• Provided data
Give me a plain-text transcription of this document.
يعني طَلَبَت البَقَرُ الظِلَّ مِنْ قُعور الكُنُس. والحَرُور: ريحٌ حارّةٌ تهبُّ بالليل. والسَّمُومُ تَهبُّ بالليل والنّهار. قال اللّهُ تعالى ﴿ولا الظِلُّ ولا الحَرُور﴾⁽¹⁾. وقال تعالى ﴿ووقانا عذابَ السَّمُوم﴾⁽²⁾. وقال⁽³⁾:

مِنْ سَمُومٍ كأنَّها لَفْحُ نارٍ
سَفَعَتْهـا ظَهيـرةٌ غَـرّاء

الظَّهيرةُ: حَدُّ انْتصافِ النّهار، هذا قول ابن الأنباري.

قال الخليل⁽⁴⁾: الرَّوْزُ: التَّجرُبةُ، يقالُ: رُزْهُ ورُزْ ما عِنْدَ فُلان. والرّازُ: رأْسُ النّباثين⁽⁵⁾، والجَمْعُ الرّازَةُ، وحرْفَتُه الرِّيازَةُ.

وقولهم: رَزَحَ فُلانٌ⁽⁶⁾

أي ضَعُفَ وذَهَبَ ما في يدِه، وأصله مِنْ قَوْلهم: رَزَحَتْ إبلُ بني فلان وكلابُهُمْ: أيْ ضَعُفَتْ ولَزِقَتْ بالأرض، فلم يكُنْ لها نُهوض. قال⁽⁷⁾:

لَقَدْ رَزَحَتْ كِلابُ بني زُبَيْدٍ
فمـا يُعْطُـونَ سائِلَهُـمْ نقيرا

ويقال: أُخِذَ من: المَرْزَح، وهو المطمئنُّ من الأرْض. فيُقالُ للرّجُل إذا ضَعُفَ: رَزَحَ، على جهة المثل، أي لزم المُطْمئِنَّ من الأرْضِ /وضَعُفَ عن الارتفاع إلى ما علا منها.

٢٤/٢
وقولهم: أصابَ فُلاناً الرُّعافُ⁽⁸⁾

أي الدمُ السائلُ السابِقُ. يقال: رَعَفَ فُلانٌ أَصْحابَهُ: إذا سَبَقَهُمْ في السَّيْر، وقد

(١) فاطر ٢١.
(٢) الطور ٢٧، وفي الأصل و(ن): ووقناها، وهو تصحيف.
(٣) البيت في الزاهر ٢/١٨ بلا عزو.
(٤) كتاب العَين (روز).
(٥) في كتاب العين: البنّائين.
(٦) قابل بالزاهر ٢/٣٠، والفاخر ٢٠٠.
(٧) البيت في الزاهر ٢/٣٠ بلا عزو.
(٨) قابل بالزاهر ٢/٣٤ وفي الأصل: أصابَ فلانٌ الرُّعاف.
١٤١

• Task statement
Write out the listing once more, matching it exactly.

• Answer below
Give me a plain-text transcription of this document.
يعني طَلَبَت البَقَرُ الظِلَّ مِنْ قُعور الكُنُس. والحَرُور: ريحٌ حارّةٌ تهبُّ بالليل. والسَّمُومُ تَهبُّ بالليل والنّهار. قال اللّهُ تعالى ﴿ولا الظِلُّ ولا الحَرُور﴾⁽¹⁾. وقال تعالى ﴿ووقانا عذابَ السَّمُوم﴾⁽²⁾. وقال⁽³⁾:

مِنْ سَمُومٍ كأنَّها لَفْحُ نارٍ
سَفَعَتْهـا ظَهيـرةٌ غَـرّاء

الظَّهيرةُ: حَدُّ انْتصافِ النّهار، هذا قول ابن الأنباري.

قال الخليل⁽⁴⁾: الرَّوْزُ: التَّجرُبةُ، يقالُ: رُزْهُ ورُزْ ما عِنْدَ فُلان. والرّازُ: رأْسُ النّباثين⁽⁵⁾، والجَمْعُ الرّازَةُ، وحرْفَتُه الرِّيازَةُ.

وقولهم: رَزَحَ فُلانٌ⁽⁶⁾

أي ضَعُفَ وذَهَبَ ما في يدِه، وأصله مِنْ قَوْلهم: رَزَحَتْ إبلُ بني فلان وكلابُهُمْ: أيْ ضَعُفَتْ ولَزِقَتْ بالأرض، فلم يكُنْ لها نُهوض. قال⁽⁷⁾:

لَقَدْ رَزَحَتْ كِلابُ بني زُبَيْدٍ
فمـا يُعْطُـونَ سائِلَهُـمْ نقيرا

ويقال: أُخِذَ من: المَرْزَح، وهو المطمئنُّ من الأرْض. فيُقالُ للرّجُل إذا ضَعُفَ: رَزَحَ، على جهة المثل، أي لزم المُطْمئِنَّ من الأرْضِ /وضَعُفَ عن الارتفاع إلى ما علا منها.

٢٤/٢
وقولهم: أصابَ فُلاناً الرُّعافُ⁽⁸⁾

أي الدمُ السائلُ السابِقُ. يقال: رَعَفَ فُلانٌ أَصْحابَهُ: إذا سَبَقَهُمْ في السَّيْر، وقد

(١) فاطر ٢١.
(٢) الطور ٢٧، وفي الأصل و(ن): ووقناها، وهو تصحيف.
(٣) البيت في الزاهر ٢/١٨ بلا عزو.
(٤) كتاب العَين (روز).
(٥) في كتاب العين: البنّائين.
(٦) قابل بالزاهر ٢/٣٠، والفاخر ٢٠٠.
(٧) البيت في الزاهر ٢/٣٠ بلا عزو.
(٨) قابل بالزاهر ٢/٣٤ وفي الأصل: أصابَ فلانٌ الرُّعاف.
١٤١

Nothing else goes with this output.